> GIVEN EXERCISE
Go through the lines below. Copy those with "they".

> DATASET EXTRACT
- - - - - - -
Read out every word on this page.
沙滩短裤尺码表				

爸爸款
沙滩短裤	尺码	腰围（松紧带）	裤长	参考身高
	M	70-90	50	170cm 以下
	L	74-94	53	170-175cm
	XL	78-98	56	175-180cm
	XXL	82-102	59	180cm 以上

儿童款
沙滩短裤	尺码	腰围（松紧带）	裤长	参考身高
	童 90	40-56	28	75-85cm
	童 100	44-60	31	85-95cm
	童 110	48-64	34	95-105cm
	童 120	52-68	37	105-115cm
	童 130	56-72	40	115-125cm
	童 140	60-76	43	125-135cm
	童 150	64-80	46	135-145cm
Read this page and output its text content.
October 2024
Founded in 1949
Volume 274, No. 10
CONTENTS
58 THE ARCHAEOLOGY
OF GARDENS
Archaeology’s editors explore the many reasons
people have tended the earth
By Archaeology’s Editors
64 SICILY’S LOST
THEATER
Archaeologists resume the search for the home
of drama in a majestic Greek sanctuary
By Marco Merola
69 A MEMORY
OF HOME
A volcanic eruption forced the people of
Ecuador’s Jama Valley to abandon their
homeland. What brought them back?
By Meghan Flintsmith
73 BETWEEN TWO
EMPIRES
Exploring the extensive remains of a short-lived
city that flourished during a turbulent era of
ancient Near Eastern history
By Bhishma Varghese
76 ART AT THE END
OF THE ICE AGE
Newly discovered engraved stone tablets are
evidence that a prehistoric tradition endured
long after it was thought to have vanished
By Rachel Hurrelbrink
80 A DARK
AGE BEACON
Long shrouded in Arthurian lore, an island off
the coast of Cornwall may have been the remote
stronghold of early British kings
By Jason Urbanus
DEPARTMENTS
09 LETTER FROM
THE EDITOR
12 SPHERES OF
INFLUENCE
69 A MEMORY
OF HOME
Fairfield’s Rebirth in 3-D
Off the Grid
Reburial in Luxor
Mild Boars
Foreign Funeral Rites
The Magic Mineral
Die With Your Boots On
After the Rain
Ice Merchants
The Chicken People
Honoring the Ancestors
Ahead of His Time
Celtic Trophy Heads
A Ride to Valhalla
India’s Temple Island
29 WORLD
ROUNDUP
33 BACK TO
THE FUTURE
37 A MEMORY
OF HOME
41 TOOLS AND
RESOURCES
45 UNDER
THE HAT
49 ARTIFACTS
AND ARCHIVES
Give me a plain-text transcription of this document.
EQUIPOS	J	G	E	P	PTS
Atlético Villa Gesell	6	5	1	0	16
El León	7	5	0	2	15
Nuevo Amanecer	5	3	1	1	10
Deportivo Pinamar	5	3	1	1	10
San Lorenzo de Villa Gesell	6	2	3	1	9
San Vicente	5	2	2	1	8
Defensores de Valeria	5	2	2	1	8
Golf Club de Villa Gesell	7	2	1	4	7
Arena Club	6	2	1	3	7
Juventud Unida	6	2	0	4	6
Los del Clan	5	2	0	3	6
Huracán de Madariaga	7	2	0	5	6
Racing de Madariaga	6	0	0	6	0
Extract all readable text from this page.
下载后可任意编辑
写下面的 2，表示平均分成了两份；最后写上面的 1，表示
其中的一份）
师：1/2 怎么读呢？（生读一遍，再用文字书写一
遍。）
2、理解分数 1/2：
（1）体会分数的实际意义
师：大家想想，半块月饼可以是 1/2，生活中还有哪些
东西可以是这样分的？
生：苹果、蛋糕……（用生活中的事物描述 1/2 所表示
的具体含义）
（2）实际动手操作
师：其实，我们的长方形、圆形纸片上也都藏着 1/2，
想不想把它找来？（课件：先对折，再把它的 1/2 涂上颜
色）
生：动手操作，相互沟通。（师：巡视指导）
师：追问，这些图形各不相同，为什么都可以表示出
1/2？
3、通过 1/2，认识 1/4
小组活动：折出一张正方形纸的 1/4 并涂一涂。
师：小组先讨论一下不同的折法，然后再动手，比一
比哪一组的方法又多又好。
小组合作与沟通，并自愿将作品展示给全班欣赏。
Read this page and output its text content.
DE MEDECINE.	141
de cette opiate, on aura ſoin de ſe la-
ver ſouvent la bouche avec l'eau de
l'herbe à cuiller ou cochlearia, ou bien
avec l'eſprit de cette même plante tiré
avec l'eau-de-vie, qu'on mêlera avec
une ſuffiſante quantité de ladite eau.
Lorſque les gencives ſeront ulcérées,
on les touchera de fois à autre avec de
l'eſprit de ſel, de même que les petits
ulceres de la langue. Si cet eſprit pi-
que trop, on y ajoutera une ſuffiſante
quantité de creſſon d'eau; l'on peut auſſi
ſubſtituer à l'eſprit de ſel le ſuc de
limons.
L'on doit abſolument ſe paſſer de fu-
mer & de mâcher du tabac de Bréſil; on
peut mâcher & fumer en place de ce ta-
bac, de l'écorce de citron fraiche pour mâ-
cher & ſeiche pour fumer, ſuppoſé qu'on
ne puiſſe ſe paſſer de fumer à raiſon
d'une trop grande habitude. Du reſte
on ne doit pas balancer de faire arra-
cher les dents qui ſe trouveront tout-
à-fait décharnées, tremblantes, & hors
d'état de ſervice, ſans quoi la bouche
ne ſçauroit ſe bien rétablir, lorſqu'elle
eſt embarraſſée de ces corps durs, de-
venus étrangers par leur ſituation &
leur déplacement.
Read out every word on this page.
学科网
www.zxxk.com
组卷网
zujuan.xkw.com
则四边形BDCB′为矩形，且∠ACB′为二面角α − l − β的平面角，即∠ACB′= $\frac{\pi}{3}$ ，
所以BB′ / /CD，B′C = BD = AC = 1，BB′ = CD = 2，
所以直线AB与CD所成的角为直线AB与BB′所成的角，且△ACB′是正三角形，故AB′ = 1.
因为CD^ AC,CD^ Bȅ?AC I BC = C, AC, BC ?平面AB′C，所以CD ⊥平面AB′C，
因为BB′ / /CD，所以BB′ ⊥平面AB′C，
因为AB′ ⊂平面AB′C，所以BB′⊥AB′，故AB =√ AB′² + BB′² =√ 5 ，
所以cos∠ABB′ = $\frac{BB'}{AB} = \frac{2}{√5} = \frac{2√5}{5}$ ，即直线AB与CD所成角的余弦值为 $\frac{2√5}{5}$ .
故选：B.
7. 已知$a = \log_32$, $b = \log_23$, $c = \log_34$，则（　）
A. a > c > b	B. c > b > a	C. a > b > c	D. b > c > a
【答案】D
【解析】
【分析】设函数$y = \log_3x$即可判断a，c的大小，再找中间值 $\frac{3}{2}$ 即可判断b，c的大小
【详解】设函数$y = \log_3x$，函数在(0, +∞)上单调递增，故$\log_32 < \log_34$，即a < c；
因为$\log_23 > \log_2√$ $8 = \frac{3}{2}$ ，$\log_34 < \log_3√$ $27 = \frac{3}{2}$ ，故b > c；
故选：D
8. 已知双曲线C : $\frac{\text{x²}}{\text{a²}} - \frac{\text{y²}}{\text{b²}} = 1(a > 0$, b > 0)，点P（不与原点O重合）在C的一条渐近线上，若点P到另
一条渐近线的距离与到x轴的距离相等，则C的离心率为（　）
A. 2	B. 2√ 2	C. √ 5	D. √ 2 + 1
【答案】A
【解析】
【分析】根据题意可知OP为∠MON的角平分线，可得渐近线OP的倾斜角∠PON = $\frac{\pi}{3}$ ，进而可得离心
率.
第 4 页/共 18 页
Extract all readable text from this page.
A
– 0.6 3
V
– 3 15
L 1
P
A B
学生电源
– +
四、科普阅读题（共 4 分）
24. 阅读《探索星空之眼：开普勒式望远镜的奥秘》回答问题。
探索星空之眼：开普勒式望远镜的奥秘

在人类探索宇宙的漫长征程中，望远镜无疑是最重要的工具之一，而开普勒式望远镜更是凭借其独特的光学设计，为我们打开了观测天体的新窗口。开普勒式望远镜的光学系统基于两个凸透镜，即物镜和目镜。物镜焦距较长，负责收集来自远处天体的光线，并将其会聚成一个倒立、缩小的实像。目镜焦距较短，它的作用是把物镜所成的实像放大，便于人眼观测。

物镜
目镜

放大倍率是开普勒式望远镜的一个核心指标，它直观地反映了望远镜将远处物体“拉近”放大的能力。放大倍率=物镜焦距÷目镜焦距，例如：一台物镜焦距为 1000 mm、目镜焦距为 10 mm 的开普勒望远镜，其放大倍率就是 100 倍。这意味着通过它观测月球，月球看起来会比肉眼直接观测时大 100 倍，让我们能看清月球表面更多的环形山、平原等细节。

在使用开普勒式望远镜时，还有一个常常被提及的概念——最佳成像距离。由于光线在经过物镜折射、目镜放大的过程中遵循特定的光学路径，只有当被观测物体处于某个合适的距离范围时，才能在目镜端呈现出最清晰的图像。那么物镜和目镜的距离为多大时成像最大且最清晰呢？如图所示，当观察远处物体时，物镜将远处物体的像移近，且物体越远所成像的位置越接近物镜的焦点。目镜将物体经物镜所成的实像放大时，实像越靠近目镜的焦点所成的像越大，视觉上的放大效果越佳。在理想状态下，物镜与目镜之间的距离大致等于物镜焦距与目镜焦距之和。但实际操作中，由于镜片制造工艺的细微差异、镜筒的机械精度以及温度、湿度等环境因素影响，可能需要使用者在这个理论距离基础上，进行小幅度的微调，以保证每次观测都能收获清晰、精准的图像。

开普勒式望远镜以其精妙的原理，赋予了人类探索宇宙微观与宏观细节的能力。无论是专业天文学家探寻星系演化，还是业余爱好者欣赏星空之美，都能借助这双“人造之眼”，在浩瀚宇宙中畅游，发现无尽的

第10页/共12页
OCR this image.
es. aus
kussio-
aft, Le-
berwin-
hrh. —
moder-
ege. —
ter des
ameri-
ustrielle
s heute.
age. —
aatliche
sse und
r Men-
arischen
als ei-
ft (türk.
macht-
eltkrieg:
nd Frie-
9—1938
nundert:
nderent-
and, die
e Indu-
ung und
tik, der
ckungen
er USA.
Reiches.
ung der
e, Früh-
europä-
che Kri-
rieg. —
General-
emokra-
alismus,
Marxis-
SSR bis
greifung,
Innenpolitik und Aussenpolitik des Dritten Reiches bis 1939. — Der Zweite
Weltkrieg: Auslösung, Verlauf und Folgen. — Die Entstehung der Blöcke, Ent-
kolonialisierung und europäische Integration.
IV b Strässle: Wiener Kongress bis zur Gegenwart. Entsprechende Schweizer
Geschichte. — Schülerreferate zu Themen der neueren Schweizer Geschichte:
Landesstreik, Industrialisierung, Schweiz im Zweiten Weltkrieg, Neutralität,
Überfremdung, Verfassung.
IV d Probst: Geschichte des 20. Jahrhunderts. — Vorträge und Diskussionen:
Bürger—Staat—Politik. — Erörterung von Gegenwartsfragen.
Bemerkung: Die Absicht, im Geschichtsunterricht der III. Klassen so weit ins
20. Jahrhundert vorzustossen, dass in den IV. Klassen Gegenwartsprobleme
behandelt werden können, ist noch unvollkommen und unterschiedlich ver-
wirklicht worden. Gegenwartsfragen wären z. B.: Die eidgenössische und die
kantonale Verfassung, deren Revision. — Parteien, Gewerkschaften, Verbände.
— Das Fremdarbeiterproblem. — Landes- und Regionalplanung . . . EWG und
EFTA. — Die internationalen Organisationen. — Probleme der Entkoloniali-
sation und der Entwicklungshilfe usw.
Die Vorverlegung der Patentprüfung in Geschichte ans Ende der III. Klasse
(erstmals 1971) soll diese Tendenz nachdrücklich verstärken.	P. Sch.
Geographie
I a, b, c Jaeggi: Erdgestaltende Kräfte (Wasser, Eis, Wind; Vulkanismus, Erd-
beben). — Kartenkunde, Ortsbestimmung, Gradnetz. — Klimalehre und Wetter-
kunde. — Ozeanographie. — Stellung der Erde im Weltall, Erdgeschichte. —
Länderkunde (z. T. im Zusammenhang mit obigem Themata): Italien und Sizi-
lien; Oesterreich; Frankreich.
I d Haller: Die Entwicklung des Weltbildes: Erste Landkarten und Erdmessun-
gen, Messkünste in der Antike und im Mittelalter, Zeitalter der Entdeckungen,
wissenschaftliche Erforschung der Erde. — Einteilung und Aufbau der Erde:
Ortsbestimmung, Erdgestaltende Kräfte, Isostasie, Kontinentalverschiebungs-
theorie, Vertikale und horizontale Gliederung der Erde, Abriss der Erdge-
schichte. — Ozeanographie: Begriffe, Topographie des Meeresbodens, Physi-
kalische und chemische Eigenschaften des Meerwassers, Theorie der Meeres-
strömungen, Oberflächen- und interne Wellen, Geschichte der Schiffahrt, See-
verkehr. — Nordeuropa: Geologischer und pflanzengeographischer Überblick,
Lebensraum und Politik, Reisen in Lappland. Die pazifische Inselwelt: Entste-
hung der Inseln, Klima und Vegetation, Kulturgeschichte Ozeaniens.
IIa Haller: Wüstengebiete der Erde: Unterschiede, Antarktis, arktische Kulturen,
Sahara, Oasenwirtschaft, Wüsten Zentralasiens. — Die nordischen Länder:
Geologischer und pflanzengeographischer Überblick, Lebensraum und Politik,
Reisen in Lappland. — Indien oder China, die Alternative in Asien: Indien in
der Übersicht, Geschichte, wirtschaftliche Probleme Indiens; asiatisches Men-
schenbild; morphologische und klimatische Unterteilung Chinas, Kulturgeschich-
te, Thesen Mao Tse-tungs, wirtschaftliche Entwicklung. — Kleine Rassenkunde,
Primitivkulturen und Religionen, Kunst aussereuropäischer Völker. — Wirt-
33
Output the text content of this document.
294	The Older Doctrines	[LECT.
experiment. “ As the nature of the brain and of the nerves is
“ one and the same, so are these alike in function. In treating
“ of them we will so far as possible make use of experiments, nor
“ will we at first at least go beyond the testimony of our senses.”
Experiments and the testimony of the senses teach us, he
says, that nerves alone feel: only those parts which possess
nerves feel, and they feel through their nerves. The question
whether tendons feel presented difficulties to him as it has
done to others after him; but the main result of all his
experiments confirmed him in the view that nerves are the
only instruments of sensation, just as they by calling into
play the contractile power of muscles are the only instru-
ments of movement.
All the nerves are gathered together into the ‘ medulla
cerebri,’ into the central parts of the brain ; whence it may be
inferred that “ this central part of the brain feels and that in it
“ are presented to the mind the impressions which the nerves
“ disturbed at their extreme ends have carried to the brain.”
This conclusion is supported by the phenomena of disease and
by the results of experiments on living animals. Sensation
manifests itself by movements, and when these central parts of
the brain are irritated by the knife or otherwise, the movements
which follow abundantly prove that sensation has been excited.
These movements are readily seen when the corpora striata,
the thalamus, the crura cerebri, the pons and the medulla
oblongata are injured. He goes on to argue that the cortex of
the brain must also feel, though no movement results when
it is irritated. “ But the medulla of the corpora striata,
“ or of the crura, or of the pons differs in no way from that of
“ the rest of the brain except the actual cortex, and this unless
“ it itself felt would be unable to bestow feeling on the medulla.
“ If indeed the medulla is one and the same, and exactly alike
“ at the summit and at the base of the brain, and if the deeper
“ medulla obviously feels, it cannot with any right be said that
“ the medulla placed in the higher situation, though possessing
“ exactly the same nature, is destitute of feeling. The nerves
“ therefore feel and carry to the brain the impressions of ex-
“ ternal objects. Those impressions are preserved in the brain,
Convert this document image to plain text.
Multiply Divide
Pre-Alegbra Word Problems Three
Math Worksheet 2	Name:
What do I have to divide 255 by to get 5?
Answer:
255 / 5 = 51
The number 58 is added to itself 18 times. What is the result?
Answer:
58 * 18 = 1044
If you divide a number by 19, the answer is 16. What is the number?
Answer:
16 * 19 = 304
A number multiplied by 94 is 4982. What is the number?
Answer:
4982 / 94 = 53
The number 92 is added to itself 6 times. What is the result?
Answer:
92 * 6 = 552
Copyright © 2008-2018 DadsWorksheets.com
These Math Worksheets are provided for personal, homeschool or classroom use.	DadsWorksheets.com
- - - - - - -
> SOLUTION
nerves feel, and they feel through their nerves. The question
only instruments of sensation, just as they by calling into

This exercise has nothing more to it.